Задания к упражнению
**A.** Ответьте по тексту на вопросы:
(i) Какое название получило фронтальное наступление команды Ельцина на СССР?
(ii) Полномочия каких органов власти расширяли законы и постановления Верховного Совета?
(iii) С кем у рассказчика произошел памятный разговор через несколько месяцев после I Съезда?
**B.** Верните строки записей без изменений: начните с самой первой строки записей и остановитесь после строки, в которой есть «538, 678, 557]». Обе границы входят в диапазон.

Не то, что бы я сразу это понял, скорее почувствовал. Одна попытка поговорить, вторая, третья... все неудачно. А тема для беседы была: сразу же после I Съезда команда Ельцина начала фронтальное наступление на СССР, получившее название "Война законов". Верховный Совет работал как часы, принимая законы и постановления, сужающие сферу компетенции союзных органов власти и расширяющие полномочия российских. Последствия такого рода действий были достаточно ясны, но не только это раздражало меня и некоторых моих товарищей. Демонстративно авторитарный стиль Бориса Ельцина, его открытое пренебрежение позицией демократической общественности, постоянно демонстрируемый вождизм.
Именно в это время, то есть через несколько месяцев после I Съезда, у меня произошел памятный разговор с Геннадием Бурбулисом, открывшим мне глаза на мотивацию ельцинского окружения.

[Записи размеченных областей]
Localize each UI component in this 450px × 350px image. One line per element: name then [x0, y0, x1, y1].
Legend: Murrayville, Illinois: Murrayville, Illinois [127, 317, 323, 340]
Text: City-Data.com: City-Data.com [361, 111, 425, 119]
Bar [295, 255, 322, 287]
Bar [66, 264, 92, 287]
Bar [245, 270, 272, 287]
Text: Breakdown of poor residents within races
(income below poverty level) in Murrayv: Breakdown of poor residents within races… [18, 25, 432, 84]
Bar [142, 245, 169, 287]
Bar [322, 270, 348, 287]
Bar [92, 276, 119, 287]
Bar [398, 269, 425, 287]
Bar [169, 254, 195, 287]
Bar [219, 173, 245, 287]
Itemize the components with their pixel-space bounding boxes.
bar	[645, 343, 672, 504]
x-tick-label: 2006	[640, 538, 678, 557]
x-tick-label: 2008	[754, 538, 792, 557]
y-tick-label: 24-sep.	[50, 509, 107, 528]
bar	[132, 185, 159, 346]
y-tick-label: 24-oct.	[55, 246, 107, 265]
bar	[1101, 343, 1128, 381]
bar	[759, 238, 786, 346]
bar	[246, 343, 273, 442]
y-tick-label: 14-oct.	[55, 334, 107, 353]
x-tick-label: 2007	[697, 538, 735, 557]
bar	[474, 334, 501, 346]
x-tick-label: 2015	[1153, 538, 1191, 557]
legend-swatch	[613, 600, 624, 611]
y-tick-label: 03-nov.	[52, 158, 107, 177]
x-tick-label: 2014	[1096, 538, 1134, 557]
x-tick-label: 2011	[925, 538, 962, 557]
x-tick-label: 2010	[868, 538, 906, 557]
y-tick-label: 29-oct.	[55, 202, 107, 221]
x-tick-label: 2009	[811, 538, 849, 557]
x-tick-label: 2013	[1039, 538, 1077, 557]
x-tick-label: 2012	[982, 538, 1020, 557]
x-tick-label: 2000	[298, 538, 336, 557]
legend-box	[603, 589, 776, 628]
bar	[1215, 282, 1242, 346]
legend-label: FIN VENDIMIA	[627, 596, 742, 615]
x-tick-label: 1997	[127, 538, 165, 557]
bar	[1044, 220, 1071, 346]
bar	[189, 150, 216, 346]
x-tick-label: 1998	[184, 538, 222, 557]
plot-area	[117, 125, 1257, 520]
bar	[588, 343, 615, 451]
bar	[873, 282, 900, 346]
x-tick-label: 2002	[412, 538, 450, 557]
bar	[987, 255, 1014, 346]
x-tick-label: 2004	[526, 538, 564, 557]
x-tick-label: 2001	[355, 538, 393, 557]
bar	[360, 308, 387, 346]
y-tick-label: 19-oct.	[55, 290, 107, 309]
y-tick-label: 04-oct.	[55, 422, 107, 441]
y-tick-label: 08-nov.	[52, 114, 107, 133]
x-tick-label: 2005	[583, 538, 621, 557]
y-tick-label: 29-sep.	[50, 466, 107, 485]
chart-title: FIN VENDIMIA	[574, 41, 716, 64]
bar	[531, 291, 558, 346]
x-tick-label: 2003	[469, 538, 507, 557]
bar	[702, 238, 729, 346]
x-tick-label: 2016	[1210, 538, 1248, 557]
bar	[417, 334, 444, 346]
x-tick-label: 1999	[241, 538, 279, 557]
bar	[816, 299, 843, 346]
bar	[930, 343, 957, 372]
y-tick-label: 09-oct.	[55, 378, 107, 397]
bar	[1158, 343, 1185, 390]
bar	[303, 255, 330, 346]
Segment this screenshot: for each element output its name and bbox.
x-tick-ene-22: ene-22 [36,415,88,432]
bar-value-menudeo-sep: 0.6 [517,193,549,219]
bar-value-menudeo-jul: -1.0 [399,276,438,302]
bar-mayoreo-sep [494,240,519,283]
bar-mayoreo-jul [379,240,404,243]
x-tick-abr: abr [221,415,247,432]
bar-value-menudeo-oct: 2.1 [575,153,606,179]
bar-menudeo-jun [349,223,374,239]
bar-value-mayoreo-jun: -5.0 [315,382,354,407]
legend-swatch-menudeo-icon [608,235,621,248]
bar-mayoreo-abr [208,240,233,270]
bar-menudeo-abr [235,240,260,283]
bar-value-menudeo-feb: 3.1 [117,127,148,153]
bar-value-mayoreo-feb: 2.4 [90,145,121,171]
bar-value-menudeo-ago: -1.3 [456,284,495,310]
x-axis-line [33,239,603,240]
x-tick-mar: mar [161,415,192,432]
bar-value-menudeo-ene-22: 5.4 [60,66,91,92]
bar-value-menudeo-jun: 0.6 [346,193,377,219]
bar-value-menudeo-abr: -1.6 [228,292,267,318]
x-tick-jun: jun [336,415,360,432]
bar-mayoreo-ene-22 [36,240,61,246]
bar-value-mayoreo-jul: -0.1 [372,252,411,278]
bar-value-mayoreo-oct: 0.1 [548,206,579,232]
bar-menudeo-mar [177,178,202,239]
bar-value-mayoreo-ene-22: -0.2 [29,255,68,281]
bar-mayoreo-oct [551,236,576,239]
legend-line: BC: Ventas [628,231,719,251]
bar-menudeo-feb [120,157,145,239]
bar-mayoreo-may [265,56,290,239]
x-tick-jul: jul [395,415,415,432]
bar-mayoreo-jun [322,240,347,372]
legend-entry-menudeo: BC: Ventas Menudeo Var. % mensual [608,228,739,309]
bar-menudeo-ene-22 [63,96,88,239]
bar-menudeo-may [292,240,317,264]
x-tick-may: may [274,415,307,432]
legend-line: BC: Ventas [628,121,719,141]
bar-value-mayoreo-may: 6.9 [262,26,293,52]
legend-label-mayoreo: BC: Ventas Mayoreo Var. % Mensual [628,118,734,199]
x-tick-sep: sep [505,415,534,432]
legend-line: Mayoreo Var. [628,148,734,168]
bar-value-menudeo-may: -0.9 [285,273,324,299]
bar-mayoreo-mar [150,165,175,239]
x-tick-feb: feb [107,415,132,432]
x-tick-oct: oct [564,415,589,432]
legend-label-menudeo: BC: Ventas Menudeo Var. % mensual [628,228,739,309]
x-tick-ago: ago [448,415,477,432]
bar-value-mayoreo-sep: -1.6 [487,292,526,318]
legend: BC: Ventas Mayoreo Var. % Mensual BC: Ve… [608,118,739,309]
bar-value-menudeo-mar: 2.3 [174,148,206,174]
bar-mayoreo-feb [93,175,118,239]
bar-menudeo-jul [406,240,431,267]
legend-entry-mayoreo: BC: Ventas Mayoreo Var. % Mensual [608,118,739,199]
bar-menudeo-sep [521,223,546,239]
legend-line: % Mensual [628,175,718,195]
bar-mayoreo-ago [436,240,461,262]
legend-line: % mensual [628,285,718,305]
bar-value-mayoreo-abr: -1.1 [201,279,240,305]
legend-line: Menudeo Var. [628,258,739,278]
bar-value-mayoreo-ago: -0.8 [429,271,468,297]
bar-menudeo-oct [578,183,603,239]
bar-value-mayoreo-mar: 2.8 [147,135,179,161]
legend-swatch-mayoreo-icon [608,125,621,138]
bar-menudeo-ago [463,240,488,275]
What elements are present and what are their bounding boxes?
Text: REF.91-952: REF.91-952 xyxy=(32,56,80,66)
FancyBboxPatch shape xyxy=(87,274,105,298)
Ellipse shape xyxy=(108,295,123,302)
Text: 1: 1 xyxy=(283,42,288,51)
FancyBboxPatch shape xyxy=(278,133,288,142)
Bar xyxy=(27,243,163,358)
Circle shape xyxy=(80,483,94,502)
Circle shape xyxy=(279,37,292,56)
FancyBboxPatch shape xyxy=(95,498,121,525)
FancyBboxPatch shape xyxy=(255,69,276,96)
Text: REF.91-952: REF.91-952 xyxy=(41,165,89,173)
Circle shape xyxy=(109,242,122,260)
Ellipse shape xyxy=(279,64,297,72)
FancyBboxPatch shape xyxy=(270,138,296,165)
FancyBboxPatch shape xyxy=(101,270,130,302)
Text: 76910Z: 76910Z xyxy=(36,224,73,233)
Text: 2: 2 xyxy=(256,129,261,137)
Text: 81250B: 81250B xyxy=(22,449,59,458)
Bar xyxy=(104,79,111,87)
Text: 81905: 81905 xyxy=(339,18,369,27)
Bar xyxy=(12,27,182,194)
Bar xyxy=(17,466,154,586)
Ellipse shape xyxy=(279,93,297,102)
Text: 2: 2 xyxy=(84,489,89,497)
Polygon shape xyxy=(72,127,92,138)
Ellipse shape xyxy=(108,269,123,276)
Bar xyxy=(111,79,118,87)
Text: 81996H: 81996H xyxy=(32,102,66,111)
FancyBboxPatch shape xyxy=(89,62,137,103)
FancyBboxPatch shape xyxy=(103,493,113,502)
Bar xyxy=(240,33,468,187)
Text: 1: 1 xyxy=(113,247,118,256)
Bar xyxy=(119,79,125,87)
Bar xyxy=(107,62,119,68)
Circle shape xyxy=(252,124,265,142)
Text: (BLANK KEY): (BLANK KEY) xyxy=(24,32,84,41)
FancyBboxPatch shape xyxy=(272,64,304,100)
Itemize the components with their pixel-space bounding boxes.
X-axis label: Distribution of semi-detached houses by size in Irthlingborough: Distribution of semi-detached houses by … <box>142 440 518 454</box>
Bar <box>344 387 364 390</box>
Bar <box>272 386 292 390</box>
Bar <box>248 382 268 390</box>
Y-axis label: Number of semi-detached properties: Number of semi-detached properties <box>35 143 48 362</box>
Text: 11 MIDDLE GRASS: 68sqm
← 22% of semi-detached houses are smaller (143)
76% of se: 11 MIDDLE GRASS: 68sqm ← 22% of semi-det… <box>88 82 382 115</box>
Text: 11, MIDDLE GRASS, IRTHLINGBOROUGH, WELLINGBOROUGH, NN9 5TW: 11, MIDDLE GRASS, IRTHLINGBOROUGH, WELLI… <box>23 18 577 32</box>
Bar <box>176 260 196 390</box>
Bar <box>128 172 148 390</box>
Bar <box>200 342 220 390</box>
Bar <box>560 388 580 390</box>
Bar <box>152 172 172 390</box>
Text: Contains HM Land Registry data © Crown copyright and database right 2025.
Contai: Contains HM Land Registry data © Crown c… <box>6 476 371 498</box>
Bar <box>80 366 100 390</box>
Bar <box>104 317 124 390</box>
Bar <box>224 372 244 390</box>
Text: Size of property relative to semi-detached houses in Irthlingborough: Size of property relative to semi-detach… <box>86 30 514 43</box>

Ответы по заданиям
**A.**
(i) «Война законов».
(ii) Российских органов власти.
(iii) С Геннадием Бурбулисом.

**B.**
Localize each UI component in this 450px × 350px image. One line per element: name then [x0, y0, x1, y1].
Legend: Murrayville, Illinois: Murrayville, Illinois [127, 317, 323, 340]
Text: City-Data.com: City-Data.com [361, 111, 425, 119]
Bar [295, 255, 322, 287]
Bar [66, 264, 92, 287]
Bar [245, 270, 272, 287]
Text: Breakdown of poor residents within races
(income below poverty level) in Murrayv: Breakdown of poor residents within races… [18, 25, 432, 84]
Bar [142, 245, 169, 287]
Bar [322, 270, 348, 287]
Bar [92, 276, 119, 287]
Bar [398, 269, 425, 287]
Bar [169, 254, 195, 287]
Bar [219, 173, 245, 287]
Itemize the components with their pixel-space bounding boxes.
bar	[645, 343, 672, 504]
x-tick-label: 2006	[640, 538, 678, 557]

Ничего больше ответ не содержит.